Stated exercise:
Write out the whole listing, matching it exactly.
== Record list
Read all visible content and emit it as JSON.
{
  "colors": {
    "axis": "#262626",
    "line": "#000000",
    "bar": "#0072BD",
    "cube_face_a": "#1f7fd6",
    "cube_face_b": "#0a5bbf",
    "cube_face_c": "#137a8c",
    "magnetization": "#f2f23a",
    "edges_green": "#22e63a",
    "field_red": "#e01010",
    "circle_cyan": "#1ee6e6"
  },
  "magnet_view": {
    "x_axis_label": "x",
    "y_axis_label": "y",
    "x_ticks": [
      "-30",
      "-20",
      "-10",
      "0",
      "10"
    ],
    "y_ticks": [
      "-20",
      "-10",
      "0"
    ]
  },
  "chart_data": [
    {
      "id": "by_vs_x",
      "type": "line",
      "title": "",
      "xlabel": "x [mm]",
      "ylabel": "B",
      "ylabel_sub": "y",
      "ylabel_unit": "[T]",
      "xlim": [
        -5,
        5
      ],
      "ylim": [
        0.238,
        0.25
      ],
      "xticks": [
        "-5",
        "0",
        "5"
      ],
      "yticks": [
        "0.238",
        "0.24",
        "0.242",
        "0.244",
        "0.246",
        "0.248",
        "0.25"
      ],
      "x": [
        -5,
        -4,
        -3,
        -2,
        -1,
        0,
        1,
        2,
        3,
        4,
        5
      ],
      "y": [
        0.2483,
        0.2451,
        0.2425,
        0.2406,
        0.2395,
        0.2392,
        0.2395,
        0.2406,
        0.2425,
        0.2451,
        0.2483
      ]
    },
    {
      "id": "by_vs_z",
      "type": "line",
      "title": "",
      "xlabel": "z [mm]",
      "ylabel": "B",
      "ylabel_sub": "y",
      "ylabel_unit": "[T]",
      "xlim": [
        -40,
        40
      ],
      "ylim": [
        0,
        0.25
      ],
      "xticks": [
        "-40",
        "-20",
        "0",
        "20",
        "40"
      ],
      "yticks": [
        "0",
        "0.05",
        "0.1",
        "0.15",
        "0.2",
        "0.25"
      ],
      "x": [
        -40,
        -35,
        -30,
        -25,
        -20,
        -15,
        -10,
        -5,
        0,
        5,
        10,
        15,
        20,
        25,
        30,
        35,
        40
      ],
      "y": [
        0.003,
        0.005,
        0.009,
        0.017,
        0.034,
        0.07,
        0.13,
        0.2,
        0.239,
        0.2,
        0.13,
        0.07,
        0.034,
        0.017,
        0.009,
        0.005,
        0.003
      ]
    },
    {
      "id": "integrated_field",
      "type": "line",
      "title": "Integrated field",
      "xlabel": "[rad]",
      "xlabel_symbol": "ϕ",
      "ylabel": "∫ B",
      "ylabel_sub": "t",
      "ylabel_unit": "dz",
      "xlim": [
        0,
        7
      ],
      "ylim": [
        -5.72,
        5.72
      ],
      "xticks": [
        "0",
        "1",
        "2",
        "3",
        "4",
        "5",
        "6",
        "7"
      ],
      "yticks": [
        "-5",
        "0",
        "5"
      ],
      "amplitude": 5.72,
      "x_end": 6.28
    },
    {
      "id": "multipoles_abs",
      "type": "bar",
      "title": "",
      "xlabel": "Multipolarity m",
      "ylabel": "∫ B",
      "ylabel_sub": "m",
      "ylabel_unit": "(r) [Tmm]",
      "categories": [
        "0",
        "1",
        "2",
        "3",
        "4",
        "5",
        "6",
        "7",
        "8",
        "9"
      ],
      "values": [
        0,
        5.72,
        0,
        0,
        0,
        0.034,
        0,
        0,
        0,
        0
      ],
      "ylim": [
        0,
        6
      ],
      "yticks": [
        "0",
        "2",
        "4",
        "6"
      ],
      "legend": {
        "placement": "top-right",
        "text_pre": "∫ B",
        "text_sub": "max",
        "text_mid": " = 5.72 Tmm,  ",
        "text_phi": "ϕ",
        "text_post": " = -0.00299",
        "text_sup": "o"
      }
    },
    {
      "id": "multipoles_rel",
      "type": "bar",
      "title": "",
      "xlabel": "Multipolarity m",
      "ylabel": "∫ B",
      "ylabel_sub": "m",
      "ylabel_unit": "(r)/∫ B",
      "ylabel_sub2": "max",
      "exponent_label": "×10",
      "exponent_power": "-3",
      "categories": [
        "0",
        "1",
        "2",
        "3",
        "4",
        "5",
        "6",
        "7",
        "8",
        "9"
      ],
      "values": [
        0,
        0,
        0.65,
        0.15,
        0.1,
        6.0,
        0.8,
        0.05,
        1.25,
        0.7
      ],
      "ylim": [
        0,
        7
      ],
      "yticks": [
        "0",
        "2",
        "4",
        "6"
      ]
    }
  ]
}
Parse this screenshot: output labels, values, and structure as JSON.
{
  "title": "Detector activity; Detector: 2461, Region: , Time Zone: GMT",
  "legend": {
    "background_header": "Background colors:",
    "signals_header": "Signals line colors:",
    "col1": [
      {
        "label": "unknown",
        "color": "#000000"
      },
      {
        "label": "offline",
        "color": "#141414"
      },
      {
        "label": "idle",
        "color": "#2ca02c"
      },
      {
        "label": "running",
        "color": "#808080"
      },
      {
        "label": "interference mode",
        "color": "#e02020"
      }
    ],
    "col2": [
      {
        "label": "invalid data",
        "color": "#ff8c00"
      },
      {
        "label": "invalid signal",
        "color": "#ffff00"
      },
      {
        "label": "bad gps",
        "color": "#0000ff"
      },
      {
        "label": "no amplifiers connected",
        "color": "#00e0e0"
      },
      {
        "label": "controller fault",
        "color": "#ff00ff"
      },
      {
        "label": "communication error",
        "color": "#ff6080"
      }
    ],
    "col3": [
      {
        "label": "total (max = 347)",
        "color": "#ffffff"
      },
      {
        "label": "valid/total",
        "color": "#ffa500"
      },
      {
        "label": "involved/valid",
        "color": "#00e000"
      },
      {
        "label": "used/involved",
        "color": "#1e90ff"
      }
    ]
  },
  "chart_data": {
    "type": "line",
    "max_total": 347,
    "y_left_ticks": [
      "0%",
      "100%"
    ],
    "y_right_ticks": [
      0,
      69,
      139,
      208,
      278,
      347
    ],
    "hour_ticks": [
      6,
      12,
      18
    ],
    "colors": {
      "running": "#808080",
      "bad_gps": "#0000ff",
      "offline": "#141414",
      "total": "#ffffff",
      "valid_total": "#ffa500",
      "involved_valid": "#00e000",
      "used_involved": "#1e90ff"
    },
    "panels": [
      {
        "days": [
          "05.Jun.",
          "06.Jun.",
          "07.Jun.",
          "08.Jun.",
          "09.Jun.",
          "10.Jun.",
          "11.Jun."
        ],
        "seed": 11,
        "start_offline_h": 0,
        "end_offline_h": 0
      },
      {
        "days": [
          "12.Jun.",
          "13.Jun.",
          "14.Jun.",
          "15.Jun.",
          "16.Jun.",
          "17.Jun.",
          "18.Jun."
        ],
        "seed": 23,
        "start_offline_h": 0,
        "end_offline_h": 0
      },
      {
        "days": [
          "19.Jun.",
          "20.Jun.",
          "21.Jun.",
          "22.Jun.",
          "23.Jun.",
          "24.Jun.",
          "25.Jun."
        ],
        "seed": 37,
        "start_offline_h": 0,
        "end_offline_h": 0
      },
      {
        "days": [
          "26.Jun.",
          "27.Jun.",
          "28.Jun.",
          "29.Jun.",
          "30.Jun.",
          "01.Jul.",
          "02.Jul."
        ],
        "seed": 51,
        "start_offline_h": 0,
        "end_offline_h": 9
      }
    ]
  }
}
====
The output:
Read all visible content and emit it as JSON.
{
  "colors": {
    "axis": "#262626",
    "line": "#000000",
    "bar": "#0072BD",
    "cube_face_a": "#1f7fd6",
    "cube_face_b": "#0a5bbf",
    "cube_face_c": "#137a8c",
    "magnetization": "#f2f23a",
    "edges_green": "#22e63a",
    "field_red": "#e01010",
    "circle_cyan": "#1ee6e6"
  },
  "magnet_view": {
    "x_axis_label": "x",
    "y_axis_label": "y",
    "x_ticks": [
      "-30",
      "-20",
      "-10",
      "0",
      "10"
    ],
    "y_ticks": [
      "-20",
      "-10",
      "0"
    ]
  },
  "chart_data": [
    {
      "id": "by_vs_x",
      "type": "line",
      "title": "",
      "xlabel": "x [mm]",
      "ylabel": "B",
      "ylabel_sub": "y",
      "ylabel_unit": "[T]",
      "xlim": [
        -5,
        5
      ],
      "ylim": [
        0.238,
        0.25
      ],
      "xticks": [
        "-5",
        "0",
        "5"
      ],
      "yticks": [
        "0.238",
        "0.24",
        "0.242",
        "0.244",
        "0.246",
        "0.248",
        "0.25"
      ],
      "x": [
        -5,
        -4,
        -3,
        -2,
        -1,
        0,
        1,
        2,
        3,
        4,
        5
      ],
      "y": [
        0.2483,
        0.2451,
        0.2425,
        0.2406,
        0.2395,
        0.2392,
        0.2395,
        0.2406,
        0.2425,
        0.2451,
        0.2483
      ]
    },
    {
      "id": "by_vs_z",
      "type": "line",
      "title": "",
      "xlabel": "z [mm]",
      "ylabel": "B",
      "ylabel_sub": "y",
      "ylabel_unit": "[T]",
      "xlim": [
        -40,
        40
      ],
      "ylim": [
        0,
        0.25
      ],
      "xticks": [
        "-40",
        "-20",
        "0",
        "20",
        "40"
      ],
      "yticks": [
        "0",
        "0.05",
        "0.1",
        "0.15",
        "0.2",
        "0.25"
      ],
      "x": [
        -40,
        -35,
        -30,
        -25,
        -20,
        -15,
        -10,
        -5,
        0,
        5,
        10,
        15,
        20,
        25,
        30,
        35,
        40
      ],
      "y": [
        0.003,
        0.005,
        0.009,
        0.017,
        0.034,
        0.07,
        0.13,
        0.2,
        0.239,
        0.2,
        0.13,
        0.07,
        0.034,
        0.017,
        0.009,
        0.005,
        0.003
      ]
    },
    {
      "id": "integrated_field",
      "type": "line",
      "title": "Integrated field",
      "xlabel": "[rad]",
      "xlabel_symbol": "ϕ",
      "ylabel": "∫ B",
      "ylabel_sub": "t",
      "ylabel_unit": "dz",
      "xlim": [
        0,
        7
      ],
      "ylim": [
        -5.72,
        5.72
      ],
      "xticks": [
        "0",
        "1",
        "2",
        "3",
        "4",
        "5",
        "6",
        "7"
      ],
      "yticks": [
        "-5",
        "0",
        "5"
      ],
      "amplitude": 5.72,
      "x_end": 6.28
    },
    {
      "id": "multipoles_abs",
      "type": "bar",
      "title": "",
      "xlabel": "Multipolarity m",
      "ylabel": "∫ B",
      "ylabel_sub": "m",
      "ylabel_unit": "(r) [Tmm]",
      "categories": [
        "0",
        "1",
        "2",
        "3",
        "4",
        "5",
        "6",
        "7",
        "8",
        "9"
      ],
      "values": [
        0,
        5.72,
        0,
        0,
        0,
        0.034,
        0,
        0,
        0,
        0
      ],
      "ylim": [
        0,
        6
      ],
      "yticks": [
        "0",
        "2",
        "4",
        "6"
      ],
      "legend": {
        "placement": "top-right",
        "text_pre": "∫ B",
        "text_sub": "max",
        "text_mid": " = 5.72 Tmm,  ",
        "text_phi": "ϕ",
        "text_post": " = -0.00299",
        "text_sup": "o"
      }
    },
    {
      "id": "multipoles_rel",
      "type": "bar",
      "title": "",
      "xlabel": "Multipolarity m",
      "ylabel": "∫ B",
      "ylabel_sub": "m",
      "ylabel_unit": "(r)/∫ B",
      "ylabel_sub2": "max",
      "exponent_label": "×10",
      "exponent_power": "-3",
      "categories": [
        "0",
        "1",
        "2",
        "3",
        "4",
        "5",
        "6",
        "7",
        "8",
        "9"
      ],
      "values": [
        0,
        0,
        0.65,
        0.15,
        0.1,
        6.0,
        0.8,
        0.05,
        1.25,
        0.7
      ],
      "ylim": [
        0,
        7
      ],
      "yticks": [
        "0",
        "2",
        "4",
        "6"
      ]
    }
  ]
}
Parse this screenshot: output labels, values, and structure as JSON.
{
  "title": "Detector activity; Detector: 2461, Region: , Time Zone: GMT",
  "legend": {
    "background_header": "Background colors:",
    "signals_header": "Signals line colors:",
    "col1": [
      {
        "label": "unknown",
        "color": "#000000"
      },
      {
        "label": "offline",
        "color": "#141414"
      },
      {
        "label": "idle",
        "color": "#2ca02c"
      },
      {
        "label": "running",
        "color": "#808080"
      },
      {
        "label": "interference mode",
        "color": "#e02020"
      }
    ],
    "col2": [
      {
        "label": "invalid data",
        "color": "#ff8c00"
      },
      {
        "label": "invalid signal",
        "color": "#ffff00"
      },
      {
        "label": "bad gps",
        "color": "#0000ff"
      },
      {
        "label": "no amplifiers connected",
        "color": "#00e0e0"
      },
      {
        "label": "controller fault",
        "color": "#ff00ff"
      },
      {
        "label": "communication error",
        "color": "#ff6080"
      }
    ],
    "col3": [
      {
        "label": "total (max = 347)",
        "color": "#ffffff"
      },
      {
        "label": "valid/total",
        "color": "#ffa500"
      },
      {
        "label": "involved/valid",
        "color": "#00e000"
      },
      {
        "label": "used/involved",
        "color": "#1e90ff"
      }
    ]
  },
  "chart_data": {
    "type": "line",
    "max_total": 347,
    "y_left_ticks": [
      "0%",
      "100%"
    ],
    "y_right_ticks": [
      0,
      69,
      139,
      208,
      278,
      347
    ],
    "hour_ticks": [
      6,
      12,
      18
    ],
    "colors": {
      "running": "#808080",
      "bad_gps": "#0000ff",
      "offline": "#141414",
      "total": "#ffffff",
      "valid_total": "#ffa500",
      "involved_valid": "#00e000",
      "used_involved": "#1e90ff"
    },
    "panels": [
      {
        "days": [
          "05.Jun.",
          "06.Jun.",
          "07.Jun.",
          "08.Jun.",
          "09.Jun.",
          "10.Jun.",
          "11.Jun."
        ],
        "seed": 11,
        "start_offline_h": 0,
        "end_offline_h": 0
      },
      {
        "days": [
          "12.Jun.",
          "13.Jun.",
          "14.Jun.",
          "15.Jun.",
          "16.Jun.",
          "17.Jun.",
          "18.Jun."
        ],
        "seed": 23,
        "start_offline_h": 0,
        "end_offline_h": 0
      },
      {
        "days": [
          "19.Jun.",
          "20.Jun.",
          "21.Jun.",
          "22.Jun.",
          "23.Jun.",
          "24.Jun.",
          "25.Jun."
        ],
        "seed": 37,
        "start_offline_h": 0,
        "end_offline_h": 0
      },
      {
        "days": [
          "26.Jun.",
          "27.Jun.",
          "28.Jun.",
          "29.Jun.",
          "30.Jun.",
          "01.Jul.",
          "02.Jul."
        ],
        "seed": 51,
        "start_offline_h": 0,
        "end_offline_h": 9
      }
    ]
  }
}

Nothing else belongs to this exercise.